■ JOB ■
Without the images, write out the whole listing exactly.

■ DATA FOR THIS TASK ■
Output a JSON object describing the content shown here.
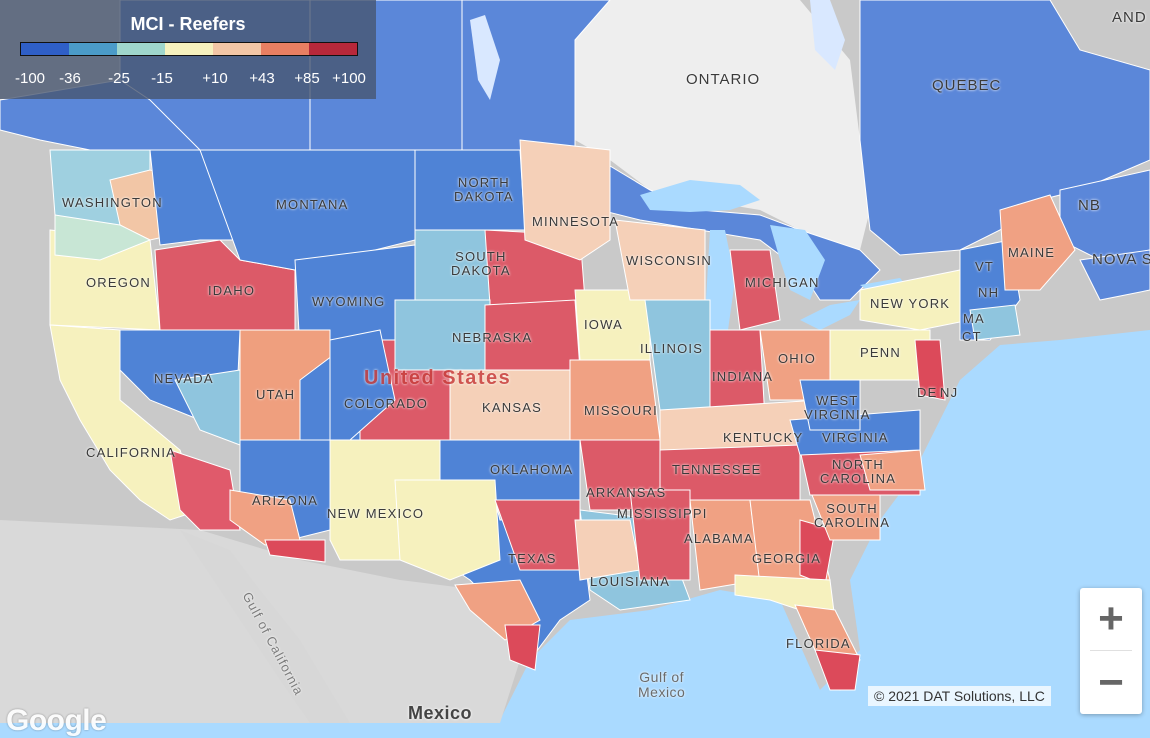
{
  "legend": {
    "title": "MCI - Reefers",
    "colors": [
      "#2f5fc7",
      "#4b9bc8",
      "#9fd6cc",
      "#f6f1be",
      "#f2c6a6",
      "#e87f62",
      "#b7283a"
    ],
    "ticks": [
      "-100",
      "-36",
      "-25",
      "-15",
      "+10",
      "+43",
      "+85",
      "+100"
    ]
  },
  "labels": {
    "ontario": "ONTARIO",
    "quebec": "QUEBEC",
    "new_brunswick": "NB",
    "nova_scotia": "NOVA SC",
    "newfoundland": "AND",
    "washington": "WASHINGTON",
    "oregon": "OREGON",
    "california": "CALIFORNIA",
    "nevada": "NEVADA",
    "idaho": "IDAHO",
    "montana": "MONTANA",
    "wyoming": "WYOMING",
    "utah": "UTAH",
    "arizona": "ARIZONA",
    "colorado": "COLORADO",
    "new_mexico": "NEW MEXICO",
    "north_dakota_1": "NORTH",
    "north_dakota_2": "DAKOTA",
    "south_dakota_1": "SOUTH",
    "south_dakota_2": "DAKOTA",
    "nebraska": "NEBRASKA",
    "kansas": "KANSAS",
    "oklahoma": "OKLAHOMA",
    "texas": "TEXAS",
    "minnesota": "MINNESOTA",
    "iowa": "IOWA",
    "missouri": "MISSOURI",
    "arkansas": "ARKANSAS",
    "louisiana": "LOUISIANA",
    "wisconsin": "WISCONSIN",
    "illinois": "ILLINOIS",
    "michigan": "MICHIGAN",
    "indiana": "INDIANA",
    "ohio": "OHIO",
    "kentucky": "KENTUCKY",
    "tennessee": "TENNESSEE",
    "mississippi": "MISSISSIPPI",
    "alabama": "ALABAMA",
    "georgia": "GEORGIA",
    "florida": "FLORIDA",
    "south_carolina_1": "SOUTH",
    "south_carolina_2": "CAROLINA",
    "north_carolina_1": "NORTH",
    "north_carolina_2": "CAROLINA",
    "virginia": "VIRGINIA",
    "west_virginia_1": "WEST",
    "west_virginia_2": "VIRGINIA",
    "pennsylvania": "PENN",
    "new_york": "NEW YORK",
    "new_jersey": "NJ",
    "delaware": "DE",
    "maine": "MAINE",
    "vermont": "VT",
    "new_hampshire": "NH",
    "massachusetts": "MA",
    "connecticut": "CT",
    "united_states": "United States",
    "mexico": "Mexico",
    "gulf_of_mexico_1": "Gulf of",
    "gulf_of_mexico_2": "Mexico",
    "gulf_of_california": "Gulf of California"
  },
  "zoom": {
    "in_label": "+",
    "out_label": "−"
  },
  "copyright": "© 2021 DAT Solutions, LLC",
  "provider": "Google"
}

■ SOLUTION BELOW ■
Output a JSON object describing the content shown here.
{
  "legend": {
    "title": "MCI - Reefers",
    "colors": [
      "#2f5fc7",
      "#4b9bc8",
      "#9fd6cc",
      "#f6f1be",
      "#f2c6a6",
      "#e87f62",
      "#b7283a"
    ],
    "ticks": [
      "-100",
      "-36",
      "-25",
      "-15",
      "+10",
      "+43",
      "+85",
      "+100"
    ]
  },
  "labels": {
    "ontario": "ONTARIO",
    "quebec": "QUEBEC",
    "new_brunswick": "NB",
    "nova_scotia": "NOVA SC",
    "newfoundland": "AND",
    "washington": "WASHINGTON",
    "oregon": "OREGON",
    "california": "CALIFORNIA",
    "nevada": "NEVADA",
    "idaho": "IDAHO",
    "montana": "MONTANA",
    "wyoming": "WYOMING",
    "utah": "UTAH",
    "arizona": "ARIZONA",
    "colorado": "COLORADO",
    "new_mexico": "NEW MEXICO",
    "north_dakota_1": "NORTH",
    "north_dakota_2": "DAKOTA",
    "south_dakota_1": "SOUTH",
    "south_dakota_2": "DAKOTA",
    "nebraska": "NEBRASKA",
    "kansas": "KANSAS",
    "oklahoma": "OKLAHOMA",
    "texas": "TEXAS",
    "minnesota": "MINNESOTA",
    "iowa": "IOWA",
    "missouri": "MISSOURI",
    "arkansas": "ARKANSAS",
    "louisiana": "LOUISIANA",
    "wisconsin": "WISCONSIN",
    "illinois": "ILLINOIS",
    "michigan": "MICHIGAN",
    "indiana": "INDIANA",
    "ohio": "OHIO",
    "kentucky": "KENTUCKY",
    "tennessee": "TENNESSEE",
    "mississippi": "MISSISSIPPI",
    "alabama": "ALABAMA",
    "georgia": "GEORGIA",
    "florida": "FLORIDA",
    "south_carolina_1": "SOUTH",
    "south_carolina_2": "CAROLINA",
    "north_carolina_1": "NORTH",
    "north_carolina_2": "CAROLINA",
    "virginia": "VIRGINIA",
    "west_virginia_1": "WEST",
    "west_virginia_2": "VIRGINIA",
    "pennsylvania": "PENN",
    "new_york": "NEW YORK",
    "new_jersey": "NJ",
    "delaware": "DE",
    "maine": "MAINE",
    "vermont": "VT",
    "new_hampshire": "NH",
    "massachusetts": "MA",
    "connecticut": "CT",
    "united_states": "United States",
    "mexico": "Mexico",
    "gulf_of_mexico_1": "Gulf of",
    "gulf_of_mexico_2": "Mexico",
    "gulf_of_california": "Gulf of California"
  },
  "zoom": {
    "in_label": "+",
    "out_label": "−"
  },
  "copyright": "© 2021 DAT Solutions, LLC",
  "provider": "Google"
}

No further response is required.